Dataset content:
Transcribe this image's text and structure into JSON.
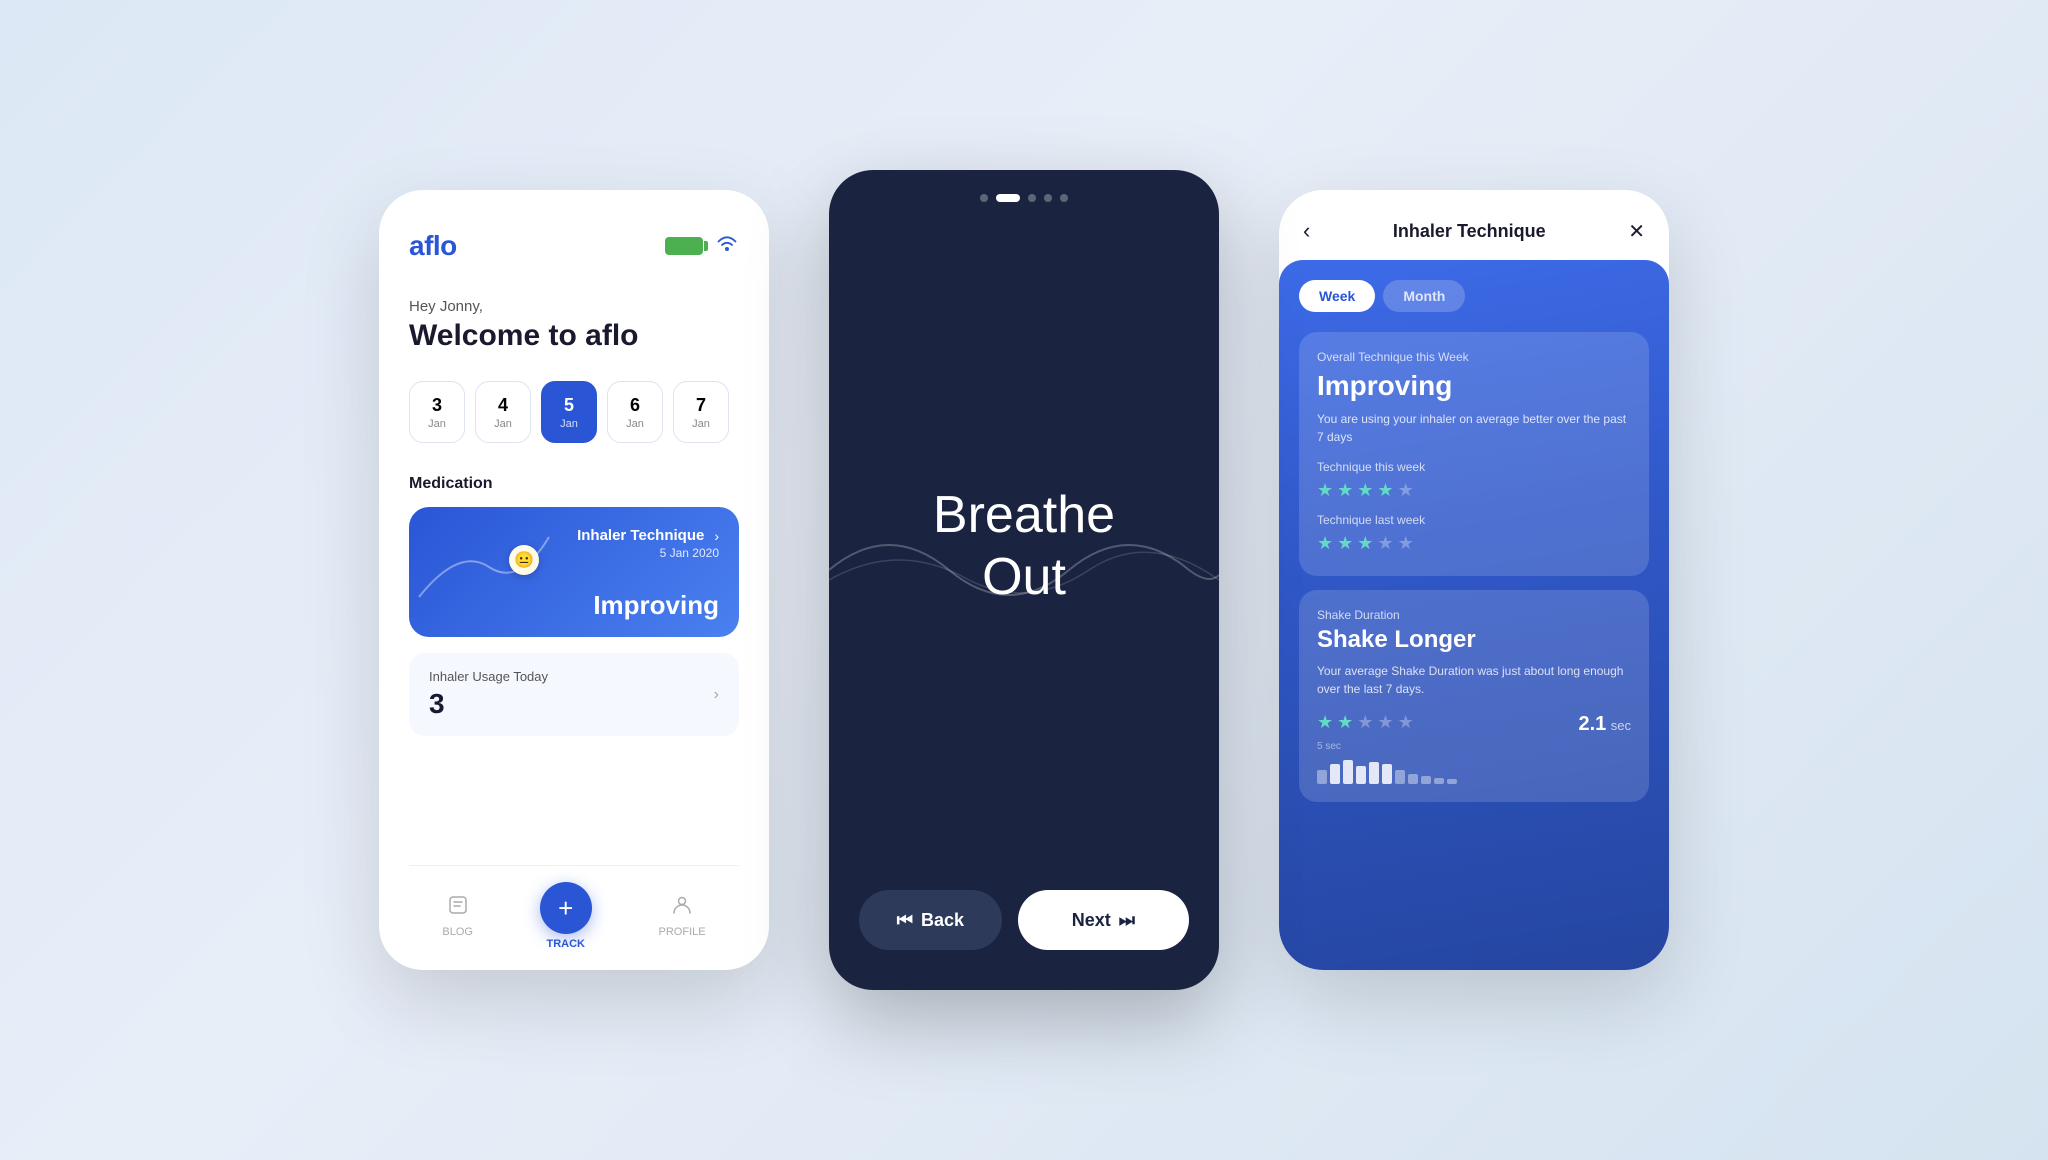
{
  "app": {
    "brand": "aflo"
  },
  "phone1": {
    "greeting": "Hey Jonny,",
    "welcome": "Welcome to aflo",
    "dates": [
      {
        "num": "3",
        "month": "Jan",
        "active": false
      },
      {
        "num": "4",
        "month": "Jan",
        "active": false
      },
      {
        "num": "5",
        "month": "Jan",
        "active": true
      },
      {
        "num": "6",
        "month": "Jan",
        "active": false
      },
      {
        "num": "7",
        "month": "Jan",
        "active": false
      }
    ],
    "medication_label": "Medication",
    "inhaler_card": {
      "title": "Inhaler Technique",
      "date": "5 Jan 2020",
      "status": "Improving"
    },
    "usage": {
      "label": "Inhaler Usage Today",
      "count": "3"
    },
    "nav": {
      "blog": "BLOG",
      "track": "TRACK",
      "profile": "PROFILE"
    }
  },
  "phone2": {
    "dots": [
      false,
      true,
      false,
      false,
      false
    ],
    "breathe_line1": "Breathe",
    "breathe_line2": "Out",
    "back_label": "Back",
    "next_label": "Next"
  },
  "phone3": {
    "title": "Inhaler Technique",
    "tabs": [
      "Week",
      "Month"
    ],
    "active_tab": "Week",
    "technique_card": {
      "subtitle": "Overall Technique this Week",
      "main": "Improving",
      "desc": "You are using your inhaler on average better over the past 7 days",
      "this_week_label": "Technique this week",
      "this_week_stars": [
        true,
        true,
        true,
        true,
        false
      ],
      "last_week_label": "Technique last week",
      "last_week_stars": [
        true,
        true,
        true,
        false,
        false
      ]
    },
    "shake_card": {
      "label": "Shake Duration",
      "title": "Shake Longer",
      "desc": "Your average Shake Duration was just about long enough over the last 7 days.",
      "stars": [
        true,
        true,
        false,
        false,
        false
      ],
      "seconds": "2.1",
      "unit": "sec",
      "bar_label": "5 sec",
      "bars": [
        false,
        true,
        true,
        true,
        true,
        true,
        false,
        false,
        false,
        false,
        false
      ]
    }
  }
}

Work instructions: Identify each line in the entries with the word "days" and copy it.

Result below:
      "desc": "You are using your inhaler on average better over the past 7 days",
      "desc": "Your average Shake Duration was just about long enough over the last 7 days.",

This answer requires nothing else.